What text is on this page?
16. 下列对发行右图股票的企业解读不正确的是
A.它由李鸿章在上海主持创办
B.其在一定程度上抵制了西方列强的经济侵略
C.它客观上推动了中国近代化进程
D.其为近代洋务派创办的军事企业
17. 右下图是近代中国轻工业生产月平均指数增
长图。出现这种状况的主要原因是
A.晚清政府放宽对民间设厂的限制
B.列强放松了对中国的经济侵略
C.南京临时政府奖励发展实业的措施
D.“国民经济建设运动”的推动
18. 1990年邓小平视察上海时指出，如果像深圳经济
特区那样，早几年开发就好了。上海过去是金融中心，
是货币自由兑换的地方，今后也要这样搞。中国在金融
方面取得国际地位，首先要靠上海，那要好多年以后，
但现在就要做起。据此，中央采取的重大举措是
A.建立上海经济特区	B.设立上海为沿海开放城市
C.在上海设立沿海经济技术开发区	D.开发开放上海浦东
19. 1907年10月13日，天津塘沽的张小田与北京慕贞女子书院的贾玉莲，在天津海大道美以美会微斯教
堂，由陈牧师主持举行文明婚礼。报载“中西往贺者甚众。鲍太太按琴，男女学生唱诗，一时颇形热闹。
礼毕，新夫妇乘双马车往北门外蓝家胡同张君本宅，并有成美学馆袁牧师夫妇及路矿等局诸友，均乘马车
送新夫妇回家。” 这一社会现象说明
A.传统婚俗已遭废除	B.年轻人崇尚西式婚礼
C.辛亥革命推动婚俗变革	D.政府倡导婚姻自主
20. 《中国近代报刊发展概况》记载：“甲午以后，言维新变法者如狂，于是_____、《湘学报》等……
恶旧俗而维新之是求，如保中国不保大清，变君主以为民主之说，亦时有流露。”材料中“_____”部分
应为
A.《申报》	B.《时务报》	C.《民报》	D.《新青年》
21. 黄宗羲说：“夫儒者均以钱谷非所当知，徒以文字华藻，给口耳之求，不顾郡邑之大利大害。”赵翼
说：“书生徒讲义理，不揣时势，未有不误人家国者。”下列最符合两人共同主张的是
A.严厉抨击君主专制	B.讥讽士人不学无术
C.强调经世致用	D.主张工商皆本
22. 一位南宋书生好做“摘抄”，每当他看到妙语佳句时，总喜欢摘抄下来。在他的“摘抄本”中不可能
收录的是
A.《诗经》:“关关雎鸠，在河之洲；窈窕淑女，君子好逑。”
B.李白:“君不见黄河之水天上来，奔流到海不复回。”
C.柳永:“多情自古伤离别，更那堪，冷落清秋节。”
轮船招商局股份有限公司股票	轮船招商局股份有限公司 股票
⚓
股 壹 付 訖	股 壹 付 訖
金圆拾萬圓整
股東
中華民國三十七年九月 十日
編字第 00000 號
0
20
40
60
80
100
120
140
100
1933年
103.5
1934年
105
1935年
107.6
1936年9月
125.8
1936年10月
=====
» Goal
Repeat the listing above without any change.

» Response for this exercise
What text is on this page?
16. 下列对发行右图股票的企业解读不正确的是
A.它由李鸿章在上海主持创办
B.其在一定程度上抵制了西方列强的经济侵略
C.它客观上推动了中国近代化进程
D.其为近代洋务派创办的军事企业
17. 右下图是近代中国轻工业生产月平均指数增
长图。出现这种状况的主要原因是
A.晚清政府放宽对民间设厂的限制
B.列强放松了对中国的经济侵略
C.南京临时政府奖励发展实业的措施
D.“国民经济建设运动”的推动
18. 1990年邓小平视察上海时指出，如果像深圳经济
特区那样，早几年开发就好了。上海过去是金融中心，
是货币自由兑换的地方，今后也要这样搞。中国在金融
方面取得国际地位，首先要靠上海，那要好多年以后，
但现在就要做起。据此，中央采取的重大举措是
A.建立上海经济特区	B.设立上海为沿海开放城市
C.在上海设立沿海经济技术开发区	D.开发开放上海浦东
19. 1907年10月13日，天津塘沽的张小田与北京慕贞女子书院的贾玉莲，在天津海大道美以美会微斯教
堂，由陈牧师主持举行文明婚礼。报载“中西往贺者甚众。鲍太太按琴，男女学生唱诗，一时颇形热闹。
礼毕，新夫妇乘双马车往北门外蓝家胡同张君本宅，并有成美学馆袁牧师夫妇及路矿等局诸友，均乘马车
送新夫妇回家。” 这一社会现象说明
A.传统婚俗已遭废除	B.年轻人崇尚西式婚礼
C.辛亥革命推动婚俗变革	D.政府倡导婚姻自主
20. 《中国近代报刊发展概况》记载：“甲午以后，言维新变法者如狂，于是_____、《湘学报》等……
恶旧俗而维新之是求，如保中国不保大清，变君主以为民主之说，亦时有流露。”材料中“_____”部分
应为
A.《申报》	B.《时务报》	C.《民报》	D.《新青年》
21. 黄宗羲说：“夫儒者均以钱谷非所当知，徒以文字华藻，给口耳之求，不顾郡邑之大利大害。”赵翼
说：“书生徒讲义理，不揣时势，未有不误人家国者。”下列最符合两人共同主张的是
A.严厉抨击君主专制	B.讥讽士人不学无术
C.强调经世致用	D.主张工商皆本
22. 一位南宋书生好做“摘抄”，每当他看到妙语佳句时，总喜欢摘抄下来。在他的“摘抄本”中不可能
收录的是
A.《诗经》:“关关雎鸠，在河之洲；窈窕淑女，君子好逑。”
B.李白:“君不见黄河之水天上来，奔流到海不复回。”
C.柳永:“多情自古伤离别，更那堪，冷落清秋节。”
轮船招商局股份有限公司股票	轮船招商局股份有限公司 股票
⚓
股 壹 付 訖	股 壹 付 訖
金圆拾萬圓整
股東
中華民國三十七年九月 十日
編字第 00000 號
0
20
40
60
80
100
120
140
100
1933年
103.5
1934年
105
1935年
107.6
1936年9月
125.8
1936年10月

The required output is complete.